*Supplied records:*
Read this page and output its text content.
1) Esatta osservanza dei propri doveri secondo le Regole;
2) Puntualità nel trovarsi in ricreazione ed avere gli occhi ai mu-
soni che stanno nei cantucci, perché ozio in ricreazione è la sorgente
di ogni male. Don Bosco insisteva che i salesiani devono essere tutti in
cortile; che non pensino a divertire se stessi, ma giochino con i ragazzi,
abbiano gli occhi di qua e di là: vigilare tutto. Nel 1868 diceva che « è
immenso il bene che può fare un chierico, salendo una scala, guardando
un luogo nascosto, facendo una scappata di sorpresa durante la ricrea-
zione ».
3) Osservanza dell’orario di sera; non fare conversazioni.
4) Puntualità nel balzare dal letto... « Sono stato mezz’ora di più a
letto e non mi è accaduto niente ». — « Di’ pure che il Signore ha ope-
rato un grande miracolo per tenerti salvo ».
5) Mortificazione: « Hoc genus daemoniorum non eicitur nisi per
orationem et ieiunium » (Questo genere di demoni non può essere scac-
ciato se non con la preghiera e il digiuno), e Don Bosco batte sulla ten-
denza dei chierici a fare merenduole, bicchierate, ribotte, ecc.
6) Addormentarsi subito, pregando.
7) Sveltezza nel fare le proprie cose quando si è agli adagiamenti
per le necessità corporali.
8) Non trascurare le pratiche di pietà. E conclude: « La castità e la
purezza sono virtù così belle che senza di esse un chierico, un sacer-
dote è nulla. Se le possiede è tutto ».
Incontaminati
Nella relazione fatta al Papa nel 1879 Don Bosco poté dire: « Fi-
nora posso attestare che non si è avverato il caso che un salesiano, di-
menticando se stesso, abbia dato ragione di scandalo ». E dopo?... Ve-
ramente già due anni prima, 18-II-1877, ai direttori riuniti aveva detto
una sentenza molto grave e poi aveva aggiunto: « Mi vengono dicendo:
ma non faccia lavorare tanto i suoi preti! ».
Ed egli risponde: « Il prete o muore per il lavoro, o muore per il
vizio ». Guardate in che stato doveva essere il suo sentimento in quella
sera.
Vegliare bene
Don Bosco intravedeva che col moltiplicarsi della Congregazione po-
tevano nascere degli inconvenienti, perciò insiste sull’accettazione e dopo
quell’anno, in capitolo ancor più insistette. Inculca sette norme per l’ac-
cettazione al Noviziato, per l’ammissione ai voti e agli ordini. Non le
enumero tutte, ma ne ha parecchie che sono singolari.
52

*Aim:*
Copy every line of the listing containing the string "sera".

*Task output:*
3) Osservanza dell’orario di sera; non fare conversazioni.
sera.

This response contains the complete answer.